> REQUIREMENTS: Copy out the data below as written; omit any images.

> EXERCISE MATERIALS:
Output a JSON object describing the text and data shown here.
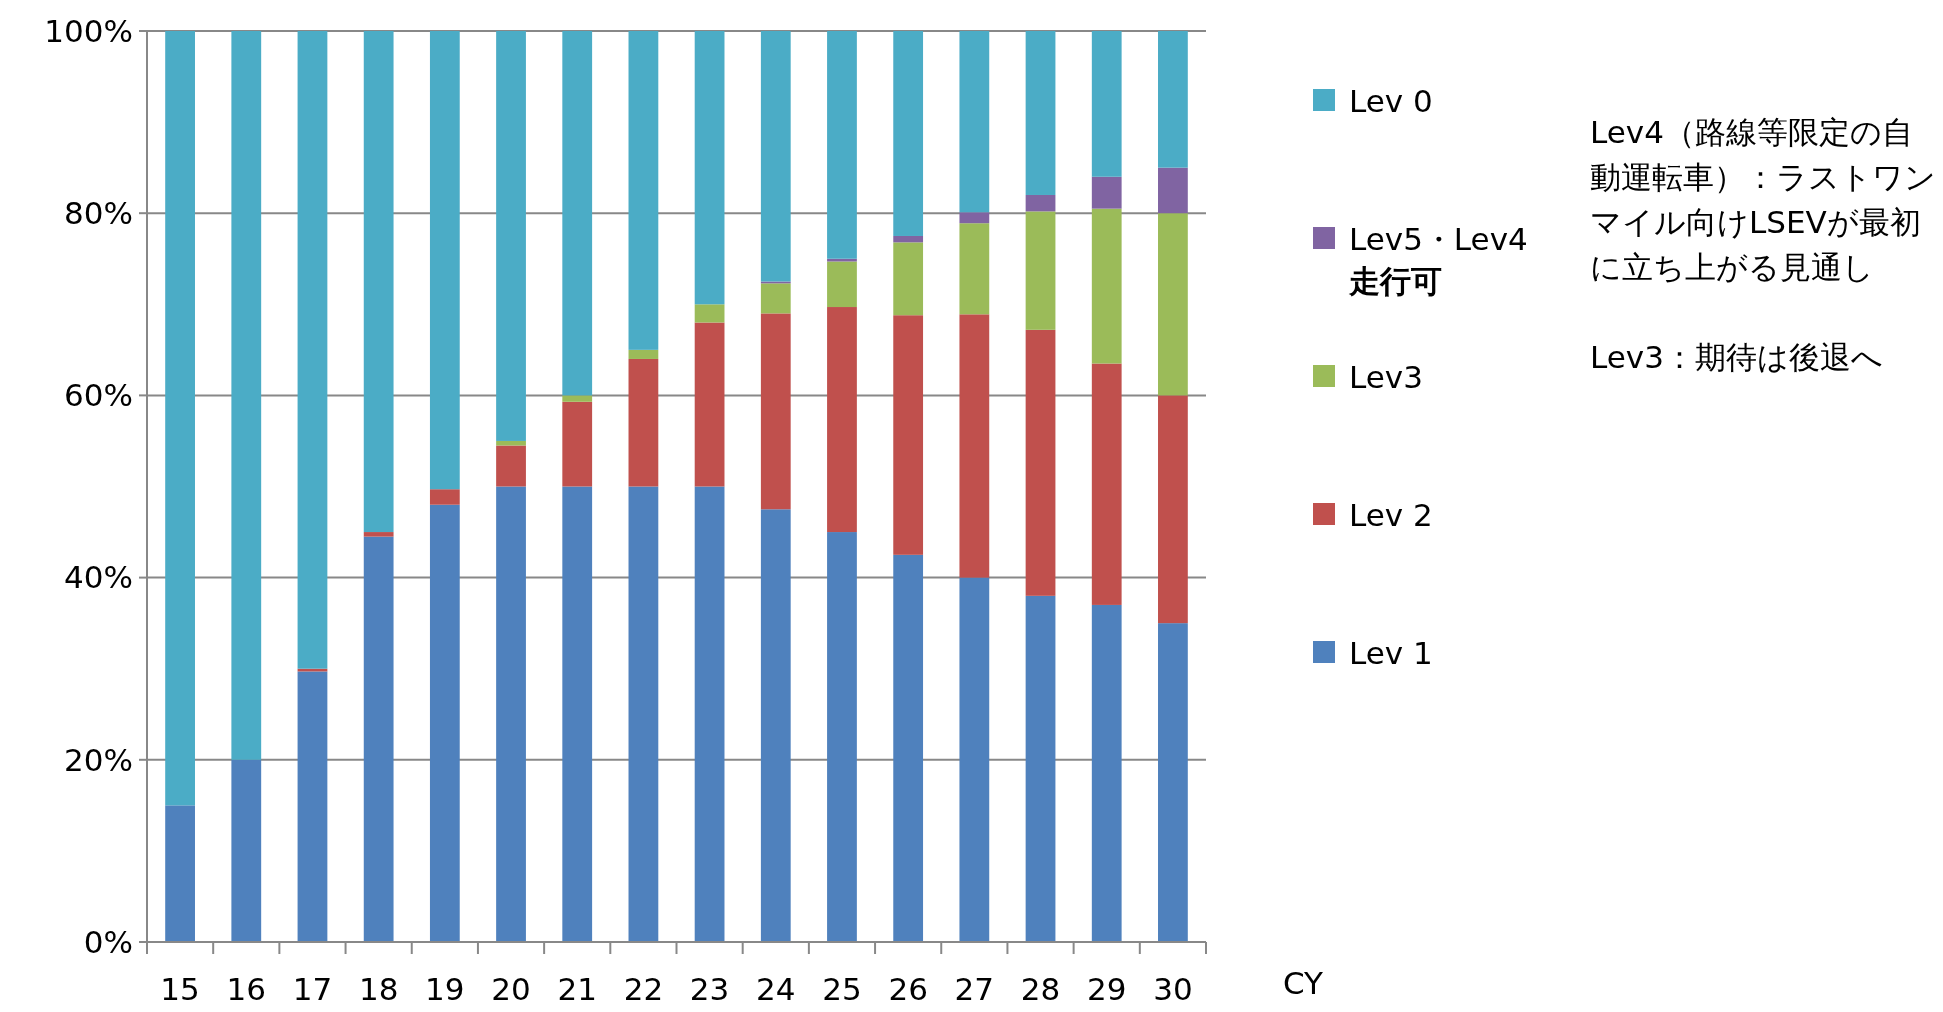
{
  "chart_data": {
    "type": "bar",
    "stacked": true,
    "categories": [
      "15",
      "16",
      "17",
      "18",
      "19",
      "20",
      "21",
      "22",
      "23",
      "24",
      "25",
      "26",
      "27",
      "28",
      "29",
      "30"
    ],
    "series": [
      {
        "name": "Lev 1",
        "color": "#4f81bd",
        "values": [
          15,
          20,
          29.7,
          44.5,
          48,
          50,
          50,
          50,
          50,
          47.5,
          45,
          42.5,
          40,
          38,
          37,
          35
        ]
      },
      {
        "name": "Lev 2",
        "color": "#c0504d",
        "values": [
          0,
          0,
          0.3,
          0.5,
          1.7,
          4.5,
          9.3,
          14,
          18,
          21.5,
          24.7,
          26.3,
          28.9,
          29.2,
          26.5,
          25
        ]
      },
      {
        "name": "Lev3",
        "color": "#9bbb59",
        "values": [
          0,
          0,
          0,
          0,
          0,
          0.5,
          0.7,
          1,
          2,
          3.3,
          5,
          8,
          10,
          13,
          17,
          20
        ]
      },
      {
        "name": "Lev5・Lev4 走行可",
        "color": "#8064a2",
        "values": [
          0,
          0,
          0,
          0,
          0,
          0,
          0,
          0,
          0,
          0.2,
          0.3,
          0.7,
          1.2,
          1.8,
          3.5,
          5
        ]
      },
      {
        "name": "Lev 0",
        "color": "#4bacc6",
        "values": [
          85,
          80,
          70,
          55,
          50.3,
          45,
          40,
          35,
          30,
          27.5,
          25,
          22.5,
          19.9,
          18,
          16,
          15
        ]
      }
    ],
    "ylim": [
      0,
      100
    ],
    "yticks": [
      {
        "value": 0,
        "label": "0%"
      },
      {
        "value": 20,
        "label": "20%"
      },
      {
        "value": 40,
        "label": "40%"
      },
      {
        "value": 60,
        "label": "60%"
      },
      {
        "value": 80,
        "label": "80%"
      },
      {
        "value": 100,
        "label": "100%"
      }
    ],
    "grid": "y",
    "legend": "right",
    "xlabel": "CY",
    "annotations": [
      "Lev4（路線等限定の自動運転車）：ラストワンマイル向けLSEVが最初に立ち上がる見通し",
      "Lev3：期待は後退へ"
    ]
  }
}
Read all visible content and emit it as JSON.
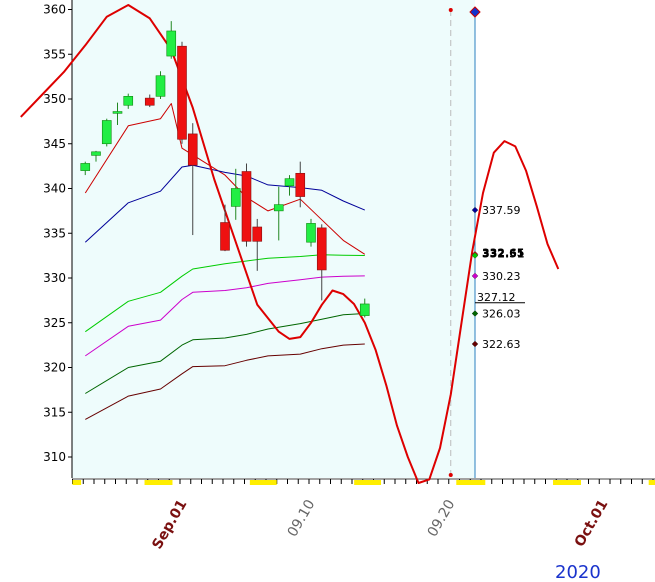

> SOLUTION FOR THIS TASK:
Output a JSON object describing the text and data shown here.
{
  "chart_data": {
    "type": "bar",
    "stacked": true,
    "categories": [
      "15",
      "16",
      "17",
      "18",
      "19",
      "20",
      "21",
      "22",
      "23",
      "24",
      "25",
      "26",
      "27",
      "28",
      "29",
      "30"
    ],
    "series": [
      {
        "name": "Lev 1",
        "color": "#4f81bd",
        "values": [
          15,
          20,
          29.7,
          44.5,
          48,
          50,
          50,
          50,
          50,
          47.5,
          45,
          42.5,
          40,
          38,
          37,
          35
        ]
      },
      {
        "name": "Lev 2",
        "color": "#c0504d",
        "values": [
          0,
          0,
          0.3,
          0.5,
          1.7,
          4.5,
          9.3,
          14,
          18,
          21.5,
          24.7,
          26.3,
          28.9,
          29.2,
          26.5,
          25
        ]
      },
      {
        "name": "Lev3",
        "color": "#9bbb59",
        "values": [
          0,
          0,
          0,
          0,
          0,
          0.5,
          0.7,
          1,
          2,
          3.3,
          5,
          8,
          10,
          13,
          17,
          20
        ]
      },
      {
        "name": "Lev5・Lev4 走行可",
        "color": "#8064a2",
        "values": [
          0,
          0,
          0,
          0,
          0,
          0,
          0,
          0,
          0,
          0.2,
          0.3,
          0.7,
          1.2,
          1.8,
          3.5,
          5
        ]
      },
      {
        "name": "Lev 0",
        "color": "#4bacc6",
        "values": [
          85,
          80,
          70,
          55,
          50.3,
          45,
          40,
          35,
          30,
          27.5,
          25,
          22.5,
          19.9,
          18,
          16,
          15
        ]
      }
    ],
    "ylim": [
      0,
      100
    ],
    "yticks": [
      {
        "value": 0,
        "label": "0%"
      },
      {
        "value": 20,
        "label": "20%"
      },
      {
        "value": 40,
        "label": "40%"
      },
      {
        "value": 60,
        "label": "60%"
      },
      {
        "value": 80,
        "label": "80%"
      },
      {
        "value": 100,
        "label": "100%"
      }
    ],
    "grid": "y",
    "legend": "right",
    "xlabel": "CY",
    "annotations": [
      "Lev4（路線等限定の自動運転車）：ラストワンマイル向けLSEVが最初に立ち上がる見通し",
      "Lev3：期待は後退へ"
    ]
  }
}
Read all visible content and emit it as JSON.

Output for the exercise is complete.